Request:
Every line of the records below should be restated exactly.

*** Input material

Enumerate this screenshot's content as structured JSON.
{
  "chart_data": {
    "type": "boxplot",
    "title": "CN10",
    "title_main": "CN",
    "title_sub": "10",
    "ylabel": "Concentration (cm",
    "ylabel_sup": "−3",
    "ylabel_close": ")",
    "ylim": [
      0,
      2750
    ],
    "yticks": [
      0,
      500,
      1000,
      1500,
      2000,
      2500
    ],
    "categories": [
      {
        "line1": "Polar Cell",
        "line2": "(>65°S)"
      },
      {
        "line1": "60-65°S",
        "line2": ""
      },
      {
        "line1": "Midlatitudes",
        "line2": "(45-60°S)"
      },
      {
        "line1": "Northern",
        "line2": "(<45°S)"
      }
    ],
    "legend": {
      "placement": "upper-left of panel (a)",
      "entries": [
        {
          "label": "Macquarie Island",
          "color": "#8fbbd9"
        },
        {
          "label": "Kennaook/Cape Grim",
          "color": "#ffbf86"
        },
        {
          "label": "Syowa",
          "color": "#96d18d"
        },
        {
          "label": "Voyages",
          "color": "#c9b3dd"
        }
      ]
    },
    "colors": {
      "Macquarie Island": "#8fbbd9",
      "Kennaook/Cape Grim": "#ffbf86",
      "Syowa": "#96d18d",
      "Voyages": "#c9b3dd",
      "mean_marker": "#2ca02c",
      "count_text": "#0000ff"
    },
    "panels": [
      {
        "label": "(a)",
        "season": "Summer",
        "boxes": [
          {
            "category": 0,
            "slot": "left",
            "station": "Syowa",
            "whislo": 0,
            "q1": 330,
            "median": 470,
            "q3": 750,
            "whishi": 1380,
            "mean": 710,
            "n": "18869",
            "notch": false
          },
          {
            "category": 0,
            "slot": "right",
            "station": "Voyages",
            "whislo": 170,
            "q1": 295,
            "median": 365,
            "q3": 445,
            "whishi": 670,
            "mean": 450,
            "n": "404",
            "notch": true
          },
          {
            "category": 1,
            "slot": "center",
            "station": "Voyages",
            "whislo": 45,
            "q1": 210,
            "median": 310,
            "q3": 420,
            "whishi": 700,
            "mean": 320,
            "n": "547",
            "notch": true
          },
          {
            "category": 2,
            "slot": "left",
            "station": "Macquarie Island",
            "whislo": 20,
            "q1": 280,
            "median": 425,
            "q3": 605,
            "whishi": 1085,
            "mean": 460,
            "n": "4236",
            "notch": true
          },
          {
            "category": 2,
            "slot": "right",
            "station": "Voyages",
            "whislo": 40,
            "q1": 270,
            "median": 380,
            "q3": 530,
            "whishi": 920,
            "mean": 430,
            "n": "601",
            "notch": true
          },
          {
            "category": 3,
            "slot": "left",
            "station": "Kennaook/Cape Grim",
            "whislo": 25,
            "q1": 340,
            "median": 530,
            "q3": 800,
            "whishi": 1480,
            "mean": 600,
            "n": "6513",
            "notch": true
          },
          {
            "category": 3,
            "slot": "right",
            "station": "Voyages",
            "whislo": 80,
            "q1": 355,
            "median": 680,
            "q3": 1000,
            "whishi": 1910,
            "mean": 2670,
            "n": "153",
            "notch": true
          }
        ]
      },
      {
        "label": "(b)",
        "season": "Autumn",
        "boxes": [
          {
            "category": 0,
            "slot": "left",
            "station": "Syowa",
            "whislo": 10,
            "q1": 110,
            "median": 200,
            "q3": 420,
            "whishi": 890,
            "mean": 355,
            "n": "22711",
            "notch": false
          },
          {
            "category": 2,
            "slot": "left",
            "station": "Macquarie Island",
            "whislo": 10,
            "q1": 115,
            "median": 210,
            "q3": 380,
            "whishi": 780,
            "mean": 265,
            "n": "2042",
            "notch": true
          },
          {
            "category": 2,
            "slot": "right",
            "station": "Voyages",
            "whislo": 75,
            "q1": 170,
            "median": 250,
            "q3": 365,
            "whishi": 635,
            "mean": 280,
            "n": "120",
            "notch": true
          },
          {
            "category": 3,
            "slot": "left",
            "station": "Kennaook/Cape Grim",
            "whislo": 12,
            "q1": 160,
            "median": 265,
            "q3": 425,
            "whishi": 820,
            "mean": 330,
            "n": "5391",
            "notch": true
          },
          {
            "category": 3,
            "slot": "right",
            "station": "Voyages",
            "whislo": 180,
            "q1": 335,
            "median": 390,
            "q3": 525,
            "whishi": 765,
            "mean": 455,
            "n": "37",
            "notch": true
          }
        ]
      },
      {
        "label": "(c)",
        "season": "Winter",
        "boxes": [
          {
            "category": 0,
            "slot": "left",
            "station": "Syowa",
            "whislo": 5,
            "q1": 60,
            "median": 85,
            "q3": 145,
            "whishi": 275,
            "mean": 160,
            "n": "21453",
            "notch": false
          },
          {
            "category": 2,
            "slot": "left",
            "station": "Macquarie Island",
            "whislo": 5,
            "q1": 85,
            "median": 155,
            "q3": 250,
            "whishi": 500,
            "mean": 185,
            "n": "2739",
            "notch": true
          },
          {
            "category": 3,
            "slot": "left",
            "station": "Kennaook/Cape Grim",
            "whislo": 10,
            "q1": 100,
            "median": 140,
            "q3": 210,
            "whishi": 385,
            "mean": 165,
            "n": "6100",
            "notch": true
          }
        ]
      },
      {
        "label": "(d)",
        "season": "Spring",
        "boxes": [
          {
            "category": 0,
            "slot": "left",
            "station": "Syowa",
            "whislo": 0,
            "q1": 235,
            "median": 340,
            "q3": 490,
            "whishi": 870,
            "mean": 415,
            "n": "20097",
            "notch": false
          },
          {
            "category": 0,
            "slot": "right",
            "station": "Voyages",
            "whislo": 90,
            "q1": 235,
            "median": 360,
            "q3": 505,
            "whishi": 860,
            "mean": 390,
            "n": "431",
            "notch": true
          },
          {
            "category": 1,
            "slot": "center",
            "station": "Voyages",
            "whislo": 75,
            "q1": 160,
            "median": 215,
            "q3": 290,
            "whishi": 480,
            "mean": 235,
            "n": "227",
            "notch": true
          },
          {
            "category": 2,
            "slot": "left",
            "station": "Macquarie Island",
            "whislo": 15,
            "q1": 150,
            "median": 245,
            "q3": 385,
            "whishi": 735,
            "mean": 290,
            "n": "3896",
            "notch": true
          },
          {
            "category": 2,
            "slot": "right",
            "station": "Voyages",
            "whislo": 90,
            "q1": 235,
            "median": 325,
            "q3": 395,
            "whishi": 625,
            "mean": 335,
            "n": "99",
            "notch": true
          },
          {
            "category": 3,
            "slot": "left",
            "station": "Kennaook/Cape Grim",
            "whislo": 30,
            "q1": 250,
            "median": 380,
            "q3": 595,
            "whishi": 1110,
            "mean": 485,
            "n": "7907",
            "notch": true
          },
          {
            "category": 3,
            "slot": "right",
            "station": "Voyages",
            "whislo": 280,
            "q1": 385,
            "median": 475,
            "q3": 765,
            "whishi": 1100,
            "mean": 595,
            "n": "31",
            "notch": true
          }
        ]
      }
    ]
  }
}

******

Solution to the exercise:
Enumerate this screenshot's content as structured JSON.
{
  "chart_data": {
    "type": "boxplot",
    "title": "CN10",
    "title_main": "CN",
    "title_sub": "10",
    "ylabel": "Concentration (cm",
    "ylabel_sup": "−3",
    "ylabel_close": ")",
    "ylim": [
      0,
      2750
    ],
    "yticks": [
      0,
      500,
      1000,
      1500,
      2000,
      2500
    ],
    "categories": [
      {
        "line1": "Polar Cell",
        "line2": "(>65°S)"
      },
      {
        "line1": "60-65°S",
        "line2": ""
      },
      {
        "line1": "Midlatitudes",
        "line2": "(45-60°S)"
      },
      {
        "line1": "Northern",
        "line2": "(<45°S)"
      }
    ],
    "legend": {
      "placement": "upper-left of panel (a)",
      "entries": [
        {
          "label": "Macquarie Island",
          "color": "#8fbbd9"
        },
        {
          "label": "Kennaook/Cape Grim",
          "color": "#ffbf86"
        },
        {
          "label": "Syowa",
          "color": "#96d18d"
        },
        {
          "label": "Voyages",
          "color": "#c9b3dd"
        }
      ]
    },
    "colors": {
      "Macquarie Island": "#8fbbd9",
      "Kennaook/Cape Grim": "#ffbf86",
      "Syowa": "#96d18d",
      "Voyages": "#c9b3dd",
      "mean_marker": "#2ca02c",
      "count_text": "#0000ff"
    },
    "panels": [
      {
        "label": "(a)",
        "season": "Summer",
        "boxes": [
          {
            "category": 0,
            "slot": "left",
            "station": "Syowa",
            "whislo": 0,
            "q1": 330,
            "median": 470,
            "q3": 750,
            "whishi": 1380,
            "mean": 710,
            "n": "18869",
            "notch": false
          },
          {
            "category": 0,
            "slot": "right",
            "station": "Voyages",
            "whislo": 170,
            "q1": 295,
            "median": 365,
            "q3": 445,
            "whishi": 670,
            "mean": 450,
            "n": "404",
            "notch": true
          },
          {
            "category": 1,
            "slot": "center",
            "station": "Voyages",
            "whislo": 45,
            "q1": 210,
            "median": 310,
            "q3": 420,
            "whishi": 700,
            "mean": 320,
            "n": "547",
            "notch": true
          },
          {
            "category": 2,
            "slot": "left",
            "station": "Macquarie Island",
            "whislo": 20,
            "q1": 280,
            "median": 425,
            "q3": 605,
            "whishi": 1085,
            "mean": 460,
            "n": "4236",
            "notch": true
          },
          {
            "category": 2,
            "slot": "right",
            "station": "Voyages",
            "whislo": 40,
            "q1": 270,
            "median": 380,
            "q3": 530,
            "whishi": 920,
            "mean": 430,
            "n": "601",
            "notch": true
          },
          {
            "category": 3,
            "slot": "left",
            "station": "Kennaook/Cape Grim",
            "whislo": 25,
            "q1": 340,
            "median": 530,
            "q3": 800,
            "whishi": 1480,
            "mean": 600,
            "n": "6513",
            "notch": true
          },
          {
            "category": 3,
            "slot": "right",
            "station": "Voyages",
            "whislo": 80,
            "q1": 355,
            "median": 680,
            "q3": 1000,
            "whishi": 1910,
            "mean": 2670,
            "n": "153",
            "notch": true
          }
        ]
      },
      {
        "label": "(b)",
        "season": "Autumn",
        "boxes": [
          {
            "category": 0,
            "slot": "left",
            "station": "Syowa",
            "whislo": 10,
            "q1": 110,
            "median": 200,
            "q3": 420,
            "whishi": 890,
            "mean": 355,
            "n": "22711",
            "notch": false
          },
          {
            "category": 2,
            "slot": "left",
            "station": "Macquarie Island",
            "whislo": 10,
            "q1": 115,
            "median": 210,
            "q3": 380,
            "whishi": 780,
            "mean": 265,
            "n": "2042",
            "notch": true
          },
          {
            "category": 2,
            "slot": "right",
            "station": "Voyages",
            "whislo": 75,
            "q1": 170,
            "median": 250,
            "q3": 365,
            "whishi": 635,
            "mean": 280,
            "n": "120",
            "notch": true
          },
          {
            "category": 3,
            "slot": "left",
            "station": "Kennaook/Cape Grim",
            "whislo": 12,
            "q1": 160,
            "median": 265,
            "q3": 425,
            "whishi": 820,
            "mean": 330,
            "n": "5391",
            "notch": true
          },
          {
            "category": 3,
            "slot": "right",
            "station": "Voyages",
            "whislo": 180,
            "q1": 335,
            "median": 390,
            "q3": 525,
            "whishi": 765,
            "mean": 455,
            "n": "37",
            "notch": true
          }
        ]
      },
      {
        "label": "(c)",
        "season": "Winter",
        "boxes": [
          {
            "category": 0,
            "slot": "left",
            "station": "Syowa",
            "whislo": 5,
            "q1": 60,
            "median": 85,
            "q3": 145,
            "whishi": 275,
            "mean": 160,
            "n": "21453",
            "notch": false
          },
          {
            "category": 2,
            "slot": "left",
            "station": "Macquarie Island",
            "whislo": 5,
            "q1": 85,
            "median": 155,
            "q3": 250,
            "whishi": 500,
            "mean": 185,
            "n": "2739",
            "notch": true
          },
          {
            "category": 3,
            "slot": "left",
            "station": "Kennaook/Cape Grim",
            "whislo": 10,
            "q1": 100,
            "median": 140,
            "q3": 210,
            "whishi": 385,
            "mean": 165,
            "n": "6100",
            "notch": true
          }
        ]
      },
      {
        "label": "(d)",
        "season": "Spring",
        "boxes": [
          {
            "category": 0,
            "slot": "left",
            "station": "Syowa",
            "whislo": 0,
            "q1": 235,
            "median": 340,
            "q3": 490,
            "whishi": 870,
            "mean": 415,
            "n": "20097",
            "notch": false
          },
          {
            "category": 0,
            "slot": "right",
            "station": "Voyages",
            "whislo": 90,
            "q1": 235,
            "median": 360,
            "q3": 505,
            "whishi": 860,
            "mean": 390,
            "n": "431",
            "notch": true
          },
          {
            "category": 1,
            "slot": "center",
            "station": "Voyages",
            "whislo": 75,
            "q1": 160,
            "median": 215,
            "q3": 290,
            "whishi": 480,
            "mean": 235,
            "n": "227",
            "notch": true
          },
          {
            "category": 2,
            "slot": "left",
            "station": "Macquarie Island",
            "whislo": 15,
            "q1": 150,
            "median": 245,
            "q3": 385,
            "whishi": 735,
            "mean": 290,
            "n": "3896",
            "notch": true
          },
          {
            "category": 2,
            "slot": "right",
            "station": "Voyages",
            "whislo": 90,
            "q1": 235,
            "median": 325,
            "q3": 395,
            "whishi": 625,
            "mean": 335,
            "n": "99",
            "notch": true
          },
          {
            "category": 3,
            "slot": "left",
            "station": "Kennaook/Cape Grim",
            "whislo": 30,
            "q1": 250,
            "median": 380,
            "q3": 595,
            "whishi": 1110,
            "mean": 485,
            "n": "7907",
            "notch": true
          },
          {
            "category": 3,
            "slot": "right",
            "station": "Voyages",
            "whislo": 280,
            "q1": 385,
            "median": 475,
            "q3": 765,
            "whishi": 1100,
            "mean": 595,
            "n": "31",
            "notch": true
          }
        ]
      }
    ]
  }
}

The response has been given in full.